**Stated task:** Copy out the records precisely, omitting pictures.

Records from a collection
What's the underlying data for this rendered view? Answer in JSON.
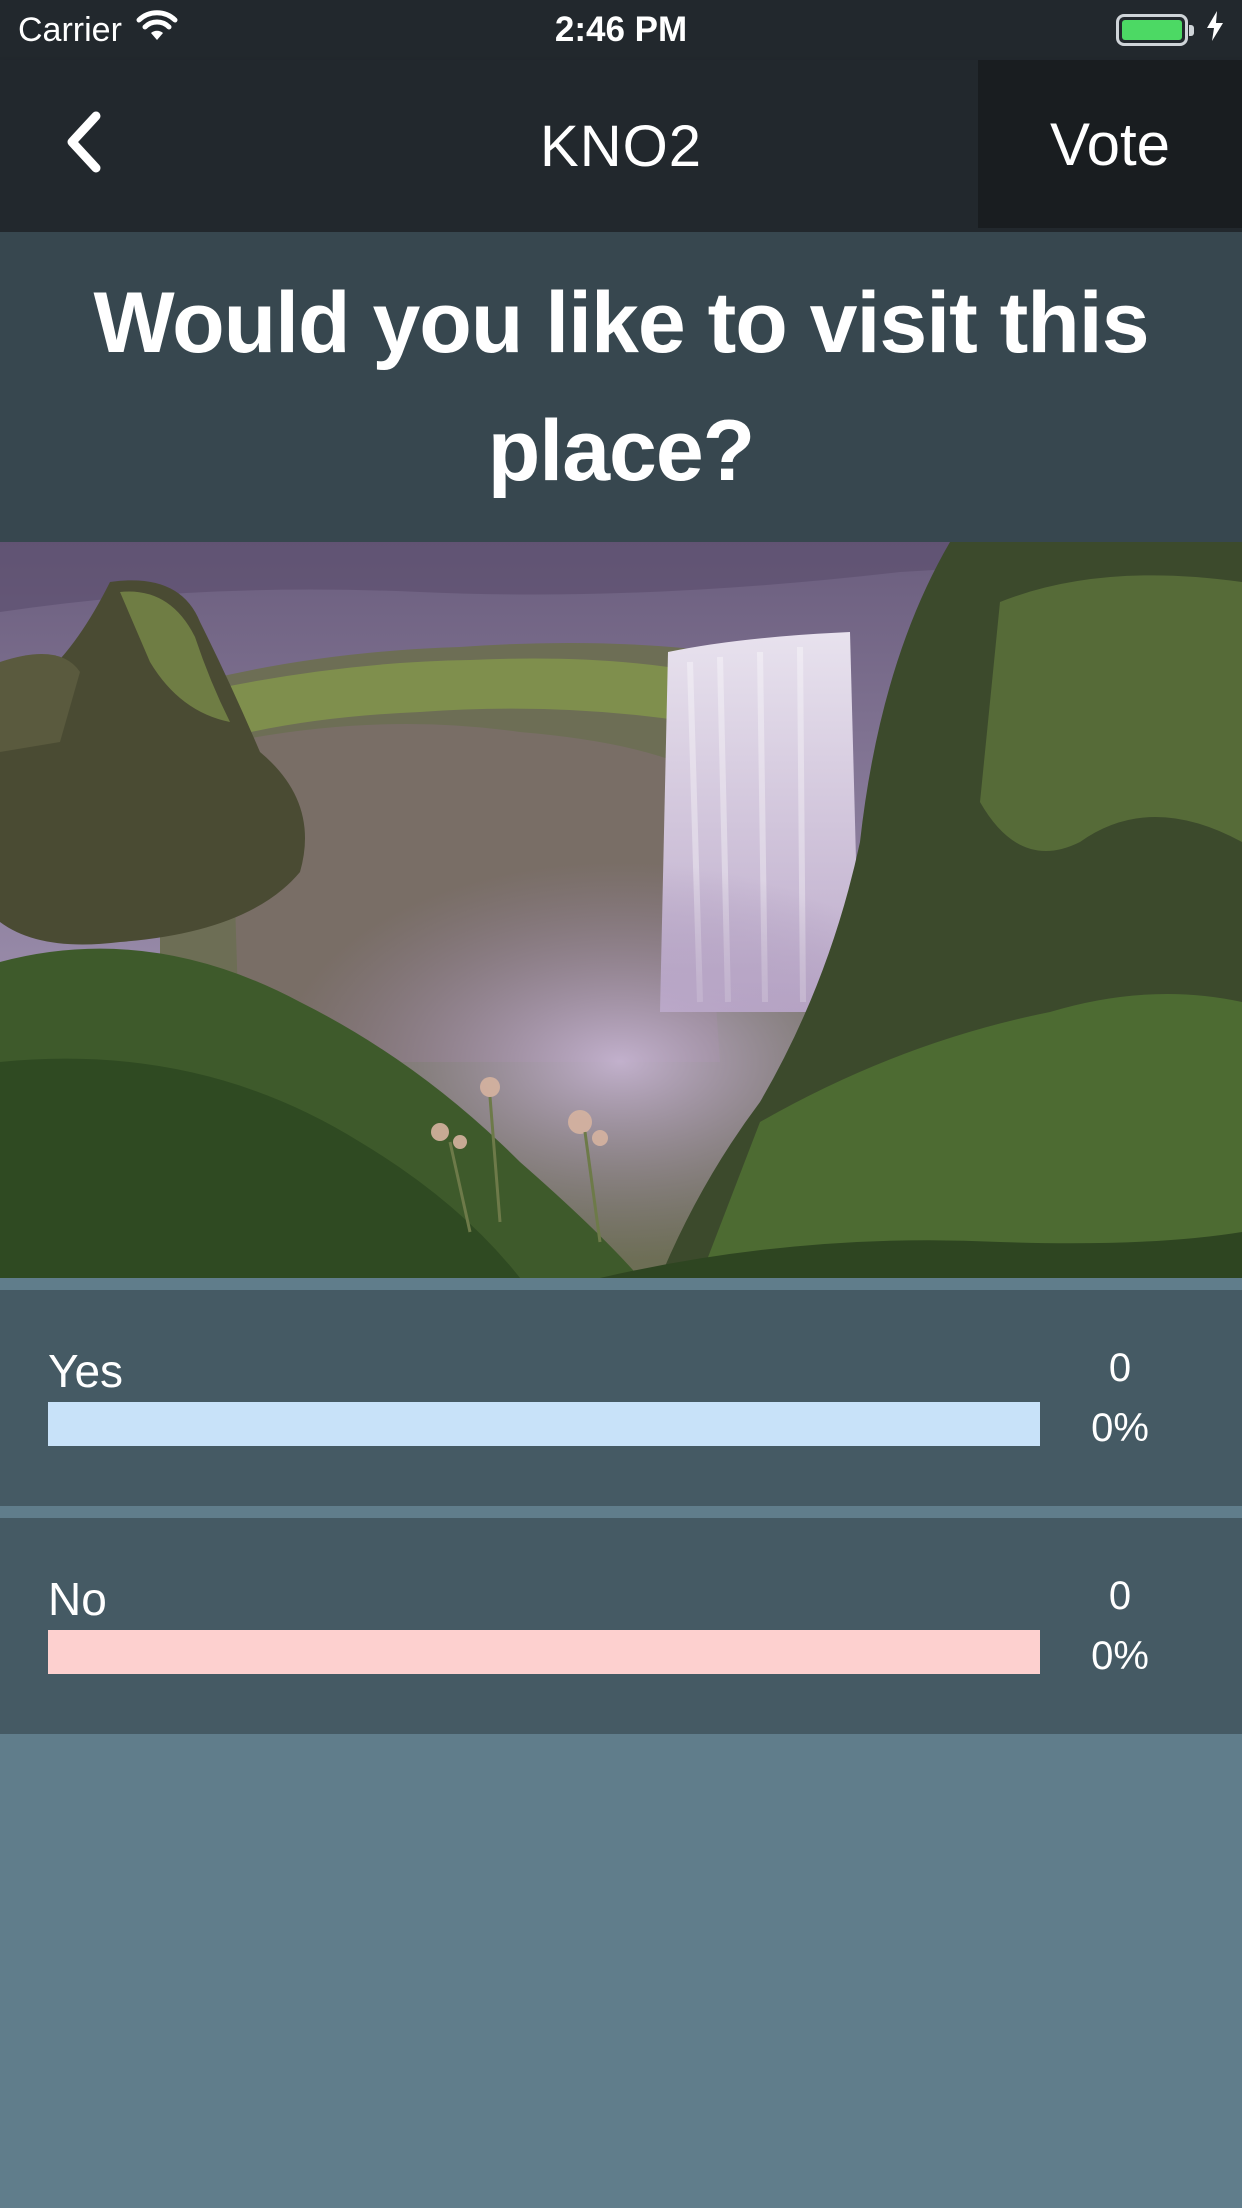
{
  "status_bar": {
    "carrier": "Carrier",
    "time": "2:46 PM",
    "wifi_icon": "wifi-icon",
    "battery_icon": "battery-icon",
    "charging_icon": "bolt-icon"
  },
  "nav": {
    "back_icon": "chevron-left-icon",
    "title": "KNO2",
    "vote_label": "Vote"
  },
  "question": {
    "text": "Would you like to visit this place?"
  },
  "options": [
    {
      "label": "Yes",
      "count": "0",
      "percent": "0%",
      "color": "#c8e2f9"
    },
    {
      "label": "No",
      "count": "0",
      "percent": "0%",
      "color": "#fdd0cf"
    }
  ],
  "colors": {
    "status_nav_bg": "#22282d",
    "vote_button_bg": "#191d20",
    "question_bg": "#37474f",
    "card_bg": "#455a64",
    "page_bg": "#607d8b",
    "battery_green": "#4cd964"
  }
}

**Solution to this exercise:**
What's the underlying data for this rendered view? Answer in JSON.
{
  "status_bar": {
    "carrier": "Carrier",
    "time": "2:46 PM",
    "wifi_icon": "wifi-icon",
    "battery_icon": "battery-icon",
    "charging_icon": "bolt-icon"
  },
  "nav": {
    "back_icon": "chevron-left-icon",
    "title": "KNO2",
    "vote_label": "Vote"
  },
  "question": {
    "text": "Would you like to visit this place?"
  },
  "options": [
    {
      "label": "Yes",
      "count": "0",
      "percent": "0%",
      "color": "#c8e2f9"
    },
    {
      "label": "No",
      "count": "0",
      "percent": "0%",
      "color": "#fdd0cf"
    }
  ],
  "colors": {
    "status_nav_bg": "#22282d",
    "vote_button_bg": "#191d20",
    "question_bg": "#37474f",
    "card_bg": "#455a64",
    "page_bg": "#607d8b",
    "battery_green": "#4cd964"
  }
}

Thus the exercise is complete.